(Records from a collection of figures)
□ □ □
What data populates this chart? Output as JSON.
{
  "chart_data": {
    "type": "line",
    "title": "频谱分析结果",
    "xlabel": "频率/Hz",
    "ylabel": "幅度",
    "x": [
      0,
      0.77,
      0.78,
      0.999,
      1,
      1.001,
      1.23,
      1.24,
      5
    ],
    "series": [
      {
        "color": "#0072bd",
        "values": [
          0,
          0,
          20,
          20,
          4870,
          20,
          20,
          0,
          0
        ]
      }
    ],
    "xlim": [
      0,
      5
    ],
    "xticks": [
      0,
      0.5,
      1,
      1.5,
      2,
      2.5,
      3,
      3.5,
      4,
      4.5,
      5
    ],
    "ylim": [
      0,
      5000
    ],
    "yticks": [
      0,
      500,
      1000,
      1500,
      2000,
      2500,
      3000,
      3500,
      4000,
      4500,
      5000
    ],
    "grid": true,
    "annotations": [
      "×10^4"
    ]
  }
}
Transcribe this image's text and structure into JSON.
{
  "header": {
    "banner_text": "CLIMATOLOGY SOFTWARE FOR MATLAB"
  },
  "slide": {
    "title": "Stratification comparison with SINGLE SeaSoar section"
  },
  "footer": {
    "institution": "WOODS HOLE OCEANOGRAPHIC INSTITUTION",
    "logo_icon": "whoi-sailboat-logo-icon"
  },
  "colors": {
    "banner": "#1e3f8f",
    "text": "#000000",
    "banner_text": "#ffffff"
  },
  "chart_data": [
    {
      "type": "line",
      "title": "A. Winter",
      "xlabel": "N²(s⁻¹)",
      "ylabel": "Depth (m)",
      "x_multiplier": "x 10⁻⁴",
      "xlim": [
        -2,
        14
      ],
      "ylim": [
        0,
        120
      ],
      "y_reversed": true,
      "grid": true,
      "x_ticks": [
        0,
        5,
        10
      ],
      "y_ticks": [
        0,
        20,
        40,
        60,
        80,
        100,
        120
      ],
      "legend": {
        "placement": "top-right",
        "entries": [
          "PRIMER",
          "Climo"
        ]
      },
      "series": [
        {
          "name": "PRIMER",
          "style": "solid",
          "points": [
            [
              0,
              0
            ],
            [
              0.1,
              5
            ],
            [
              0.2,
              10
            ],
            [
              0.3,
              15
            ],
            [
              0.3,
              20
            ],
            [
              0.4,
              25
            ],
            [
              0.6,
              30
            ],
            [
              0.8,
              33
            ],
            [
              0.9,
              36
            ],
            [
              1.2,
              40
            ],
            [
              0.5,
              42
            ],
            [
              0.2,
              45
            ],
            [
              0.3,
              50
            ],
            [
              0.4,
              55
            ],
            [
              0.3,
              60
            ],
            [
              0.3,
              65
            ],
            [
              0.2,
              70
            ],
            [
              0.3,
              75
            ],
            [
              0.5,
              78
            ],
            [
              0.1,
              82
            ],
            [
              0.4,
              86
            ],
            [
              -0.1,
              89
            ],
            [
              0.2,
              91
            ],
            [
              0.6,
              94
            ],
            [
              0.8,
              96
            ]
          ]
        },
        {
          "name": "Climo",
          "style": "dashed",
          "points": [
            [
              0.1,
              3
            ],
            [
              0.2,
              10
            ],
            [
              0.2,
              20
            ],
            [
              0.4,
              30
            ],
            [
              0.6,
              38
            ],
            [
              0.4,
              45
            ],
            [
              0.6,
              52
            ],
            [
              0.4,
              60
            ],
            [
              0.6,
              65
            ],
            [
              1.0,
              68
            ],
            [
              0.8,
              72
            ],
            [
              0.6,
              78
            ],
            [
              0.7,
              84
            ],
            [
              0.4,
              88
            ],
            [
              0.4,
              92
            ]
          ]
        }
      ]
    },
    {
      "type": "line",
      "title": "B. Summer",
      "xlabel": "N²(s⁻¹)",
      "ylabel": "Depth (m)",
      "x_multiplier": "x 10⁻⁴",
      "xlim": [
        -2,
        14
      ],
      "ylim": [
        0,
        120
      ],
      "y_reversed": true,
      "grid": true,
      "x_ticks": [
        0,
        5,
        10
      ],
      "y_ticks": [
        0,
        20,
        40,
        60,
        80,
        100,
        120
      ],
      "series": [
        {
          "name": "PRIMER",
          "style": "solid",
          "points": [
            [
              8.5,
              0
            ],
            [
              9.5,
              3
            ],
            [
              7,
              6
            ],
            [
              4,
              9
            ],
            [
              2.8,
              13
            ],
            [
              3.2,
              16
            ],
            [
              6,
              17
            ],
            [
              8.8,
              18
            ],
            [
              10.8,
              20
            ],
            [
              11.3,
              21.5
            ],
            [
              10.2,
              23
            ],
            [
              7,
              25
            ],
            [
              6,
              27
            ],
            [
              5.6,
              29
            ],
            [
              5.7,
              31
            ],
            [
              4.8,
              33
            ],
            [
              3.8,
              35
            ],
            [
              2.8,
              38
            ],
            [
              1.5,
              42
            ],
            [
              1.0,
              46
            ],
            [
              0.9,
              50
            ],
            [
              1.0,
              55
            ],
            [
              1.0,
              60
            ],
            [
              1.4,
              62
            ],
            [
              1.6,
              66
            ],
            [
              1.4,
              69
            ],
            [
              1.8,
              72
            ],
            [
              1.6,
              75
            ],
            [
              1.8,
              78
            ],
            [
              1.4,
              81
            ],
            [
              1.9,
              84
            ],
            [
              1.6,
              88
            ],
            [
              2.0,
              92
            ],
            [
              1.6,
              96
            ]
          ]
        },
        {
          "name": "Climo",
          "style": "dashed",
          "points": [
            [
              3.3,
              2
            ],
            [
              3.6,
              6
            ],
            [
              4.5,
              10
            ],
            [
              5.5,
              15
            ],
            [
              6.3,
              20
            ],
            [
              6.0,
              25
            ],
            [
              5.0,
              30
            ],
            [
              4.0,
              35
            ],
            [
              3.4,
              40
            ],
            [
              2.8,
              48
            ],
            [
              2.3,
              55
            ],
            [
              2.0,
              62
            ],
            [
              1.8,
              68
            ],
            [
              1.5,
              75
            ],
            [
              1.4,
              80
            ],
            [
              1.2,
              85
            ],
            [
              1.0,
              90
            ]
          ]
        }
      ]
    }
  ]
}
□ □ □
■ **What to work on**: Copy out the material word for word and line for line.

■ **Response**:
What data populates this chart? Output as JSON.
{
  "chart_data": {
    "type": "line",
    "title": "频谱分析结果",
    "xlabel": "频率/Hz",
    "ylabel": "幅度",
    "x": [
      0,
      0.77,
      0.78,
      0.999,
      1,
      1.001,
      1.23,
      1.24,
      5
    ],
    "series": [
      {
        "color": "#0072bd",
        "values": [
          0,
          0,
          20,
          20,
          4870,
          20,
          20,
          0,
          0
        ]
      }
    ],
    "xlim": [
      0,
      5
    ],
    "xticks": [
      0,
      0.5,
      1,
      1.5,
      2,
      2.5,
      3,
      3.5,
      4,
      4.5,
      5
    ],
    "ylim": [
      0,
      5000
    ],
    "yticks": [
      0,
      500,
      1000,
      1500,
      2000,
      2500,
      3000,
      3500,
      4000,
      4500,
      5000
    ],
    "grid": true,
    "annotations": [
      "×10^4"
    ]
  }
}
Transcribe this image's text and structure into JSON.
{
  "header": {
    "banner_text": "CLIMATOLOGY SOFTWARE FOR MATLAB"
  },
  "slide": {
    "title": "Stratification comparison with SINGLE SeaSoar section"
  },
  "footer": {
    "institution": "WOODS HOLE OCEANOGRAPHIC INSTITUTION",
    "logo_icon": "whoi-sailboat-logo-icon"
  },
  "colors": {
    "banner": "#1e3f8f",
    "text": "#000000",
    "banner_text": "#ffffff"
  },
  "chart_data": [
    {
      "type": "line",
      "title": "A. Winter",
      "xlabel": "N²(s⁻¹)",
      "ylabel": "Depth (m)",
      "x_multiplier": "x 10⁻⁴",
      "xlim": [
        -2,
        14
      ],
      "ylim": [
        0,
        120
      ],
      "y_reversed": true,
      "grid": true,
      "x_ticks": [
        0,
        5,
        10
      ],
      "y_ticks": [
        0,
        20,
        40,
        60,
        80,
        100,
        120
      ],
      "legend": {
        "placement": "top-right",
        "entries": [
          "PRIMER",
          "Climo"
        ]
      },
      "series": [
        {
          "name": "PRIMER",
          "style": "solid",
          "points": [
            [
              0,
              0
            ],
            [
              0.1,
              5
            ],
            [
              0.2,
              10
            ],
            [
              0.3,
              15
            ],
            [
              0.3,
              20
            ],
            [
              0.4,
              25
            ],
            [
              0.6,
              30
            ],
            [
              0.8,
              33
            ],
            [
              0.9,
              36
            ],
            [
              1.2,
              40
            ],
            [
              0.5,
              42
            ],
            [
              0.2,
              45
            ],
            [
              0.3,
              50
            ],
            [
              0.4,
              55
            ],
            [
              0.3,
              60
            ],
            [
              0.3,
              65
            ],
            [
              0.2,
              70
            ],
            [
              0.3,
              75
            ],
            [
              0.5,
              78
            ],
            [
              0.1,
              82
            ],
            [
              0.4,
              86
            ],
            [
              -0.1,
              89
            ],
            [
              0.2,
              91
            ],
            [
              0.6,
              94
            ],
            [
              0.8,
              96
            ]
          ]
        },
        {
          "name": "Climo",
          "style": "dashed",
          "points": [
            [
              0.1,
              3
            ],
            [
              0.2,
              10
            ],
            [
              0.2,
              20
            ],
            [
              0.4,
              30
            ],
            [
              0.6,
              38
            ],
            [
              0.4,
              45
            ],
            [
              0.6,
              52
            ],
            [
              0.4,
              60
            ],
            [
              0.6,
              65
            ],
            [
              1.0,
              68
            ],
            [
              0.8,
              72
            ],
            [
              0.6,
              78
            ],
            [
              0.7,
              84
            ],
            [
              0.4,
              88
            ],
            [
              0.4,
              92
            ]
          ]
        }
      ]
    },
    {
      "type": "line",
      "title": "B. Summer",
      "xlabel": "N²(s⁻¹)",
      "ylabel": "Depth (m)",
      "x_multiplier": "x 10⁻⁴",
      "xlim": [
        -2,
        14
      ],
      "ylim": [
        0,
        120
      ],
      "y_reversed": true,
      "grid": true,
      "x_ticks": [
        0,
        5,
        10
      ],
      "y_ticks": [
        0,
        20,
        40,
        60,
        80,
        100,
        120
      ],
      "series": [
        {
          "name": "PRIMER",
          "style": "solid",
          "points": [
            [
              8.5,
              0
            ],
            [
              9.5,
              3
            ],
            [
              7,
              6
            ],
            [
              4,
              9
            ],
            [
              2.8,
              13
            ],
            [
              3.2,
              16
            ],
            [
              6,
              17
            ],
            [
              8.8,
              18
            ],
            [
              10.8,
              20
            ],
            [
              11.3,
              21.5
            ],
            [
              10.2,
              23
            ],
            [
              7,
              25
            ],
            [
              6,
              27
            ],
            [
              5.6,
              29
            ],
            [
              5.7,
              31
            ],
            [
              4.8,
              33
            ],
            [
              3.8,
              35
            ],
            [
              2.8,
              38
            ],
            [
              1.5,
              42
            ],
            [
              1.0,
              46
            ],
            [
              0.9,
              50
            ],
            [
              1.0,
              55
            ],
            [
              1.0,
              60
            ],
            [
              1.4,
              62
            ],
            [
              1.6,
              66
            ],
            [
              1.4,
              69
            ],
            [
              1.8,
              72
            ],
            [
              1.6,
              75
            ],
            [
              1.8,
              78
            ],
            [
              1.4,
              81
            ],
            [
              1.9,
              84
            ],
            [
              1.6,
              88
            ],
            [
              2.0,
              92
            ],
            [
              1.6,
              96
            ]
          ]
        },
        {
          "name": "Climo",
          "style": "dashed",
          "points": [
            [
              3.3,
              2
            ],
            [
              3.6,
              6
            ],
            [
              4.5,
              10
            ],
            [
              5.5,
              15
            ],
            [
              6.3,
              20
            ],
            [
              6.0,
              25
            ],
            [
              5.0,
              30
            ],
            [
              4.0,
              35
            ],
            [
              3.4,
              40
            ],
            [
              2.8,
              48
            ],
            [
              2.3,
              55
            ],
            [
              2.0,
              62
            ],
            [
              1.8,
              68
            ],
            [
              1.5,
              75
            ],
            [
              1.4,
              80
            ],
            [
              1.2,
              85
            ],
            [
              1.0,
              90
            ]
          ]
        }
      ]
    }
  ]
}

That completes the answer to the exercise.